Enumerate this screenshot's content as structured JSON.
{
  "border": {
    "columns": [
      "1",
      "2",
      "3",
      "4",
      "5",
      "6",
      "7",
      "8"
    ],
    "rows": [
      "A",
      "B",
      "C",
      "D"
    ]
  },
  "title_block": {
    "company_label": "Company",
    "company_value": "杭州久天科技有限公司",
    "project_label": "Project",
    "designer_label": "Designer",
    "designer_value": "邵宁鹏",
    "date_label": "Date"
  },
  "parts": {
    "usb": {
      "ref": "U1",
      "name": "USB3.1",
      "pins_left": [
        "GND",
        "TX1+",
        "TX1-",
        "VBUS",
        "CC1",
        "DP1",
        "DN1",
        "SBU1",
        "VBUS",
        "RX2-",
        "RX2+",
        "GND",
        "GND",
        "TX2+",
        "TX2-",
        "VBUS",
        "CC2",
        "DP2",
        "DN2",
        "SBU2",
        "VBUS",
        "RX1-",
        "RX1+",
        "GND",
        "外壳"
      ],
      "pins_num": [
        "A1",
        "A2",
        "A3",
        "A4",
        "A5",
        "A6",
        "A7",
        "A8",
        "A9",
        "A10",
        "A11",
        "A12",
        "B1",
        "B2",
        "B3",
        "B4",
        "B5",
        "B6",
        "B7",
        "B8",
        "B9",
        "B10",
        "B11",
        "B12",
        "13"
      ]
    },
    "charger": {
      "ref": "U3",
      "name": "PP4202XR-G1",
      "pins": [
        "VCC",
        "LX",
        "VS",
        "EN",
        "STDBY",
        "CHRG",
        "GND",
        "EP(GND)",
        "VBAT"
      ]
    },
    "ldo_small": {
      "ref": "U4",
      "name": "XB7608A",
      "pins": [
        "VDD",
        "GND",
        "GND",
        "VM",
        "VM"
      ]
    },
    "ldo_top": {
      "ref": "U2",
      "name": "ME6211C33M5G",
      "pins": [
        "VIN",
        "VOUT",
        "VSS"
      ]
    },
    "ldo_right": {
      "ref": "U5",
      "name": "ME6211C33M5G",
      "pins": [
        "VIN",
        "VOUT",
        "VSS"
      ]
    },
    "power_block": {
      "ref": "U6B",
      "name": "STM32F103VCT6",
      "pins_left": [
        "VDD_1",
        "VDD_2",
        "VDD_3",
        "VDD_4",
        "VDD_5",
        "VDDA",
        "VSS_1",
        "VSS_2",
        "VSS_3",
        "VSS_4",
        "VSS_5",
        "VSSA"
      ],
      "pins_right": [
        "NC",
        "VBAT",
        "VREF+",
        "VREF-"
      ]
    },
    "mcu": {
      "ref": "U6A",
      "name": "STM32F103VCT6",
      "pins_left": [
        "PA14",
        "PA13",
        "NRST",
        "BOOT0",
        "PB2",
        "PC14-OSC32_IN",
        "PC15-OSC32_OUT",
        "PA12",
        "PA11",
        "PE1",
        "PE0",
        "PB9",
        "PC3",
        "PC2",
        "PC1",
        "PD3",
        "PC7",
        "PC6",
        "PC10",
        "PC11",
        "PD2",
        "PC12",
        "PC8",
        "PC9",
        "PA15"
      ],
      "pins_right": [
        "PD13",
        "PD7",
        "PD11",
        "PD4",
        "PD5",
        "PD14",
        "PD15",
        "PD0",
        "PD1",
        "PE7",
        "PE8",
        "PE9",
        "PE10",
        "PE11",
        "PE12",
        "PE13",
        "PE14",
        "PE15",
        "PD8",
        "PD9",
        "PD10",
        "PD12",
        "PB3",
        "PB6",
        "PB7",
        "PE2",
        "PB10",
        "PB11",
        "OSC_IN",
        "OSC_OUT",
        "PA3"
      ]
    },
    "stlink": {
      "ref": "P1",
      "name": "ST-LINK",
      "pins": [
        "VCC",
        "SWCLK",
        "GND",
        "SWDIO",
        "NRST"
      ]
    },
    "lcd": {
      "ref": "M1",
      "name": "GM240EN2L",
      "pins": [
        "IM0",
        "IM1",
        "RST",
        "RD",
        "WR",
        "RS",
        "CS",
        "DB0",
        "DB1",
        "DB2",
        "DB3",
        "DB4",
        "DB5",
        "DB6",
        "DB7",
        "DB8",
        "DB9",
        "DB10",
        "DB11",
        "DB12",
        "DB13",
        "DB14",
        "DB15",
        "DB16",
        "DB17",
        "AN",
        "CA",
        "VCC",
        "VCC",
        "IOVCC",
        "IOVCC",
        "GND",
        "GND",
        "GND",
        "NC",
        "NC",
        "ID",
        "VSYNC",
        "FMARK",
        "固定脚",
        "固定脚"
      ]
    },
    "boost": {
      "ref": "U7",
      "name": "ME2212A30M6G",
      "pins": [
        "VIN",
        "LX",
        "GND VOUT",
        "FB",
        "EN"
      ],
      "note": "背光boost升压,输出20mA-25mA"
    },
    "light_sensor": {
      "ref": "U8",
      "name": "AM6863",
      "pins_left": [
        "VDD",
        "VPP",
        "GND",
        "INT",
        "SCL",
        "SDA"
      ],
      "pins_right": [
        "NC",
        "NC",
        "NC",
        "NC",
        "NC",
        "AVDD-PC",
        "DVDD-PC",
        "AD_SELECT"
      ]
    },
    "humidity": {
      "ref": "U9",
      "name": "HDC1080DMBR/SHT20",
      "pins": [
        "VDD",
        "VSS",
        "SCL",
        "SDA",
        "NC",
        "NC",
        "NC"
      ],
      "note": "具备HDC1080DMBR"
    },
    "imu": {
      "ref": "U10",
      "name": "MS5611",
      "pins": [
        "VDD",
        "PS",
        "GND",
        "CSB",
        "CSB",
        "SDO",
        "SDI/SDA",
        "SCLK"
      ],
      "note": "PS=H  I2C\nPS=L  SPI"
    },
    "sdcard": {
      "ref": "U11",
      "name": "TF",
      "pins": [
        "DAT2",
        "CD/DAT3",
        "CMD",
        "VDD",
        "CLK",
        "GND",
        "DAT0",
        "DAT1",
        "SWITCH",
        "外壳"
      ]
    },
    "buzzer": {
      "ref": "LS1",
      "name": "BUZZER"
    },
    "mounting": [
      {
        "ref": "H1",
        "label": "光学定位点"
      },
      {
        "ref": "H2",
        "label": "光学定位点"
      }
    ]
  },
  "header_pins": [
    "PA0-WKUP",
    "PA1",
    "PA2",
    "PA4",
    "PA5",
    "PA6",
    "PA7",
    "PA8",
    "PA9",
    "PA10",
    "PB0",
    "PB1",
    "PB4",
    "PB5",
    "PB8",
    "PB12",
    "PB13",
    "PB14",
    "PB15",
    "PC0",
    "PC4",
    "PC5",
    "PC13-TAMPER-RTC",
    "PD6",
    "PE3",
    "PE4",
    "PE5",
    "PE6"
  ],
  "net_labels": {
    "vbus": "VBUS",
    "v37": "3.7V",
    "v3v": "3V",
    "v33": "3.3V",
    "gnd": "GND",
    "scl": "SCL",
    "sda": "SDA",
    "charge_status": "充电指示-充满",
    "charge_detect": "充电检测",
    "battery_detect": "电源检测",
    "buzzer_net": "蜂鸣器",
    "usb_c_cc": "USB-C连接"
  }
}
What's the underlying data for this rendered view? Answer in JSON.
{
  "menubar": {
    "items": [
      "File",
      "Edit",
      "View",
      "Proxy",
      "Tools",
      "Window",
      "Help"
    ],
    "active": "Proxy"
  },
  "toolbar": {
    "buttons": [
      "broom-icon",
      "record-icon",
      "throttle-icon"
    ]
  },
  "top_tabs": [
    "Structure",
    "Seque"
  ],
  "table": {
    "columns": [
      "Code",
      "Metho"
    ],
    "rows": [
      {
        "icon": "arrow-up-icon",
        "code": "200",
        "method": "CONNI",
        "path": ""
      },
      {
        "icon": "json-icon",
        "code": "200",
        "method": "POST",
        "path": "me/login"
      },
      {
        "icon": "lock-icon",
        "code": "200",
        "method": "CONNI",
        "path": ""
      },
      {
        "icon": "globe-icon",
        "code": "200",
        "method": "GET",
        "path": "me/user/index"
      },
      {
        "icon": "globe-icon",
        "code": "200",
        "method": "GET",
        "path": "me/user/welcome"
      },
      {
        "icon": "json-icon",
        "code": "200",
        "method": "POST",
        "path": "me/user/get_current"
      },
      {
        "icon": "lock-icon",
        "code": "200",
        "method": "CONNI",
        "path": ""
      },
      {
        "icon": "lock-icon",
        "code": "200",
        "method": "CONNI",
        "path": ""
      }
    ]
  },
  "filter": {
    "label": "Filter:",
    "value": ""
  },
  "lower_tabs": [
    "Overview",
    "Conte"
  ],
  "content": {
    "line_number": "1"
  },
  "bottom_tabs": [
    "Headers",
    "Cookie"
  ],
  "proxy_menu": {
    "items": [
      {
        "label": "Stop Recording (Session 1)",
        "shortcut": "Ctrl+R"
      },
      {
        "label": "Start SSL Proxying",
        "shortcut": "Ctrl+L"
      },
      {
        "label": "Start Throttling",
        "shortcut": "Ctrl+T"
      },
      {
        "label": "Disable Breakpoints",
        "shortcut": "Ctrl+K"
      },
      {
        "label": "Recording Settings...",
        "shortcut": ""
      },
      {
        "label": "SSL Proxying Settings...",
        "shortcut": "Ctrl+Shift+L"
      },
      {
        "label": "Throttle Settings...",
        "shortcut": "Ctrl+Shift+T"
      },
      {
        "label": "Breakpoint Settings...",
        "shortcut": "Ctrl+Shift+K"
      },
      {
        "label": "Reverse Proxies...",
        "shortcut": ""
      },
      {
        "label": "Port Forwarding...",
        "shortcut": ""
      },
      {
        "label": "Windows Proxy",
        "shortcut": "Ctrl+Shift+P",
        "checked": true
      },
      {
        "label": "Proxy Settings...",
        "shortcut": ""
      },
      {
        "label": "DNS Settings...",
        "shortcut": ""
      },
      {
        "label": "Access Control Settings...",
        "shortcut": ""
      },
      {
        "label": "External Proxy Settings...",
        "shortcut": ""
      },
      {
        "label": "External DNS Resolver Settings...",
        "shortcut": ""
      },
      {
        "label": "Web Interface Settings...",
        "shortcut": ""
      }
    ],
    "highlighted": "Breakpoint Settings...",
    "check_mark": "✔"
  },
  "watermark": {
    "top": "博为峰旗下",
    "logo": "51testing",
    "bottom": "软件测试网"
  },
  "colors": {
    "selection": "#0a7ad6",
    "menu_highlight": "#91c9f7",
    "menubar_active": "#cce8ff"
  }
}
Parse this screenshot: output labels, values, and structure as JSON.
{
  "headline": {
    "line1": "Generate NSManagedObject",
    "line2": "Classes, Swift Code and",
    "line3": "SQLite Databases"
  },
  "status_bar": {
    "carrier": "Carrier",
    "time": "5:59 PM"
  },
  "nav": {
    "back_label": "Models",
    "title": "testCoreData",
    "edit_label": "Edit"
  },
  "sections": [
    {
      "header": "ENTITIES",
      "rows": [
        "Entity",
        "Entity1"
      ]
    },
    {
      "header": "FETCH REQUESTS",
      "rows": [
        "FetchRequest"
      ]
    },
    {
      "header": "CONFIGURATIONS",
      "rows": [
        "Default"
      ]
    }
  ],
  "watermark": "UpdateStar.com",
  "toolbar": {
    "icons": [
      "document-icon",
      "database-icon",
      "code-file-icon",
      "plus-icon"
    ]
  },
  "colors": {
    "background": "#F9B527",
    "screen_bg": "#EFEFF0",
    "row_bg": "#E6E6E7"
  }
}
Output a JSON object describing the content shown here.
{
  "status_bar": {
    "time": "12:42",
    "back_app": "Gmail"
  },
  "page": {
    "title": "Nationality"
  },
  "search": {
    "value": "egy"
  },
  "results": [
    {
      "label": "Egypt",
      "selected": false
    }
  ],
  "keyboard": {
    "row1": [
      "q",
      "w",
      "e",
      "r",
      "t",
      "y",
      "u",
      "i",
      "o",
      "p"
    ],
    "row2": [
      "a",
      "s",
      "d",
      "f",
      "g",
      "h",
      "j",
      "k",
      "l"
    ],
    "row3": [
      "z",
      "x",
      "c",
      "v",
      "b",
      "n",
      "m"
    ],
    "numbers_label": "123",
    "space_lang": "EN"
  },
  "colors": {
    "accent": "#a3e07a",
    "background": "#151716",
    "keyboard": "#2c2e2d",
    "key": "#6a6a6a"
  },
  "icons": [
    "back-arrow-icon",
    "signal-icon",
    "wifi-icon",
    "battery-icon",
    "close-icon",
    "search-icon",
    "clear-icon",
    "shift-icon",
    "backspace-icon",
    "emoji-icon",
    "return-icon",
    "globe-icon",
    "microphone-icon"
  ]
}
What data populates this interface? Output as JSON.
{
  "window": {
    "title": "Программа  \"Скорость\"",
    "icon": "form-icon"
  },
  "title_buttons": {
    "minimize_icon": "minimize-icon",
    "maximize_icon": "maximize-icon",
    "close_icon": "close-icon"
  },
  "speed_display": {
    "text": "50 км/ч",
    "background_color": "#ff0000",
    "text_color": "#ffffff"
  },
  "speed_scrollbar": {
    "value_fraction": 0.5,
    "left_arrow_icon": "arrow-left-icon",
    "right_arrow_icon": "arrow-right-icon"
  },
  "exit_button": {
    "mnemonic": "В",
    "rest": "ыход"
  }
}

# # # #

Only the lines from the one containing "What data populates" through the end of the material should be reproduced, exactly, with both ends included.

What data populates this interface? Output as JSON.
{
  "window": {
    "title": "Программа  \"Скорость\"",
    "icon": "form-icon"
  },
  "title_buttons": {
    "minimize_icon": "minimize-icon",
    "maximize_icon": "maximize-icon",
    "close_icon": "close-icon"
  },
  "speed_display": {
    "text": "50 км/ч",
    "background_color": "#ff0000",
    "text_color": "#ffffff"
  },
  "speed_scrollbar": {
    "value_fraction": 0.5,
    "left_arrow_icon": "arrow-left-icon",
    "right_arrow_icon": "arrow-right-icon"
  },
  "exit_button": {
    "mnemonic": "В",
    "rest": "ыход"
  }
}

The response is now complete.